• Aim of the task: Leaving the pictures aside, transcribe every line below exactly.
>> start Recorded information
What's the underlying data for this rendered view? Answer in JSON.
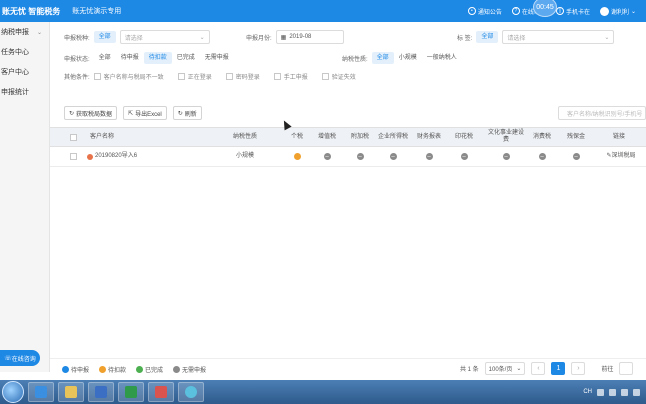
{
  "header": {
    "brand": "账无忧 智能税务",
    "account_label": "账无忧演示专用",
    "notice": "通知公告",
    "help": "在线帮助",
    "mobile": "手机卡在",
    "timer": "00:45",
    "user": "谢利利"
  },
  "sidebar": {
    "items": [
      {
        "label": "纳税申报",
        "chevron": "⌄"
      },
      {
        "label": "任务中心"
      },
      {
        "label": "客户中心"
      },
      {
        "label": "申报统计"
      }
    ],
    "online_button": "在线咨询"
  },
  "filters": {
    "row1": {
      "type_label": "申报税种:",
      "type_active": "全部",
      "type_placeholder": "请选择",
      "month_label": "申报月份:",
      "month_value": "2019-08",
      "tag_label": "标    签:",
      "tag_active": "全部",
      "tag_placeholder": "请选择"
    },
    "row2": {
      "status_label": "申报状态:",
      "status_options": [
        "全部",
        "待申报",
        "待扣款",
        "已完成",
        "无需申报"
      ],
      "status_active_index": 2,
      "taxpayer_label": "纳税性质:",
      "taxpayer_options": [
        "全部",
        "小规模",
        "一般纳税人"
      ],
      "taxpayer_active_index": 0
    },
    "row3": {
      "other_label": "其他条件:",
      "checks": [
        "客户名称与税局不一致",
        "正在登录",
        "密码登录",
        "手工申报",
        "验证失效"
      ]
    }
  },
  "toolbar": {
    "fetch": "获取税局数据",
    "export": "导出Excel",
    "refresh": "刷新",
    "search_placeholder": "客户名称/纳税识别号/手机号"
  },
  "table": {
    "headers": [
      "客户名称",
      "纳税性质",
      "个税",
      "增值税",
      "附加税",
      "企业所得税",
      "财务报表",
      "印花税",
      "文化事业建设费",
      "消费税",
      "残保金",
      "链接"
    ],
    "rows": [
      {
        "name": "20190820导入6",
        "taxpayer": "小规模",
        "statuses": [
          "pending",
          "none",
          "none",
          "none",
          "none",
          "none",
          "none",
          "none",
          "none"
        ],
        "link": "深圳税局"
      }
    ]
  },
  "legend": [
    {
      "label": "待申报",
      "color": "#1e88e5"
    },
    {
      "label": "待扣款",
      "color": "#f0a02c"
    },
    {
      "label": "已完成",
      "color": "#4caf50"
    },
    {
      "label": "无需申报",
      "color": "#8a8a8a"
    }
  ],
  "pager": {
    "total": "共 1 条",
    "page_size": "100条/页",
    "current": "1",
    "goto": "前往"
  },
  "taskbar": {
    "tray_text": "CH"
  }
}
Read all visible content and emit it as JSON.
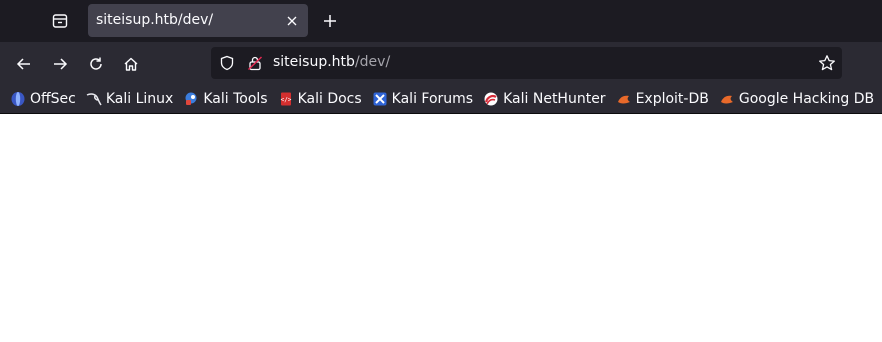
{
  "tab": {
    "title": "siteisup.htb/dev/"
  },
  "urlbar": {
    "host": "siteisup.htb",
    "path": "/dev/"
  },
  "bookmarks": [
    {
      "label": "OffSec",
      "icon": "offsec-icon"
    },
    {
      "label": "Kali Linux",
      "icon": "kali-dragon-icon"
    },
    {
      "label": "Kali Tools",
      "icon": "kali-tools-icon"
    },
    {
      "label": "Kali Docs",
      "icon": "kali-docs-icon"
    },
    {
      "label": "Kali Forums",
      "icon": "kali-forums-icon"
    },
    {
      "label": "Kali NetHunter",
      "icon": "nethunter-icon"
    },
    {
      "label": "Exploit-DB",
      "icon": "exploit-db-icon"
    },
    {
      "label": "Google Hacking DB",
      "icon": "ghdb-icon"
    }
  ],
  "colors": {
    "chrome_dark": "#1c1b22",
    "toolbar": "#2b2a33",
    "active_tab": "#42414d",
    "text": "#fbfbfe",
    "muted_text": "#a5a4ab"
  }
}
>> end Recorded information
• Response for this exercise:
What's the underlying data for this rendered view? Answer in JSON.
{
  "header": {
    "brand": "账无忧 智能税务",
    "account_label": "账无忧演示专用",
    "notice": "通知公告",
    "help": "在线帮助",
    "mobile": "手机卡在",
    "timer": "00:45",
    "user": "谢利利"
  },
  "sidebar": {
    "items": [
      {
        "label": "纳税申报",
        "chevron": "⌄"
      },
      {
        "label": "任务中心"
      },
      {
        "label": "客户中心"
      },
      {
        "label": "申报统计"
      }
    ],
    "online_button": "在线咨询"
  },
  "filters": {
    "row1": {
      "type_label": "申报税种:",
      "type_active": "全部",
      "type_placeholder": "请选择",
      "month_label": "申报月份:",
      "month_value": "2019-08",
      "tag_label": "标    签:",
      "tag_active": "全部",
      "tag_placeholder": "请选择"
    },
    "row2": {
      "status_label": "申报状态:",
      "status_options": [
        "全部",
        "待申报",
        "待扣款",
        "已完成",
        "无需申报"
      ],
      "status_active_index": 2,
      "taxpayer_label": "纳税性质:",
      "taxpayer_options": [
        "全部",
        "小规模",
        "一般纳税人"
      ],
      "taxpayer_active_index": 0
    },
    "row3": {
      "other_label": "其他条件:",
      "checks": [
        "客户名称与税局不一致",
        "正在登录",
        "密码登录",
        "手工申报",
        "验证失效"
      ]
    }
  },
  "toolbar": {
    "fetch": "获取税局数据",
    "export": "导出Excel",
    "refresh": "刷新",
    "search_placeholder": "客户名称/纳税识别号/手机号"
  },
  "table": {
    "headers": [
      "客户名称",
      "纳税性质",
      "个税",
      "增值税",
      "附加税",
      "企业所得税",
      "财务报表",
      "印花税",
      "文化事业建设费",
      "消费税",
      "残保金",
      "链接"
    ],
    "rows": [
      {
        "name": "20190820导入6",
        "taxpayer": "小规模",
        "statuses": [
          "pending",
          "none",
          "none",
          "none",
          "none",
          "none",
          "none",
          "none",
          "none"
        ],
        "link": "深圳税局"
      }
    ]
  },
  "legend": [
    {
      "label": "待申报",
      "color": "#1e88e5"
    },
    {
      "label": "待扣款",
      "color": "#f0a02c"
    },
    {
      "label": "已完成",
      "color": "#4caf50"
    },
    {
      "label": "无需申报",
      "color": "#8a8a8a"
    }
  ],
  "pager": {
    "total": "共 1 条",
    "page_size": "100条/页",
    "current": "1",
    "goto": "前往"
  },
  "taskbar": {
    "tray_text": "CH"
  }
}
Read all visible content and emit it as JSON.
{
  "tab": {
    "title": "siteisup.htb/dev/"
  },
  "urlbar": {
    "host": "siteisup.htb",
    "path": "/dev/"
  },
  "bookmarks": [
    {
      "label": "OffSec",
      "icon": "offsec-icon"
    },
    {
      "label": "Kali Linux",
      "icon": "kali-dragon-icon"
    },
    {
      "label": "Kali Tools",
      "icon": "kali-tools-icon"
    },
    {
      "label": "Kali Docs",
      "icon": "kali-docs-icon"
    },
    {
      "label": "Kali Forums",
      "icon": "kali-forums-icon"
    },
    {
      "label": "Kali NetHunter",
      "icon": "nethunter-icon"
    },
    {
      "label": "Exploit-DB",
      "icon": "exploit-db-icon"
    },
    {
      "label": "Google Hacking DB",
      "icon": "ghdb-icon"
    }
  ],
  "colors": {
    "chrome_dark": "#1c1b22",
    "toolbar": "#2b2a33",
    "active_tab": "#42414d",
    "text": "#fbfbfe",
    "muted_text": "#a5a4ab"
  }
}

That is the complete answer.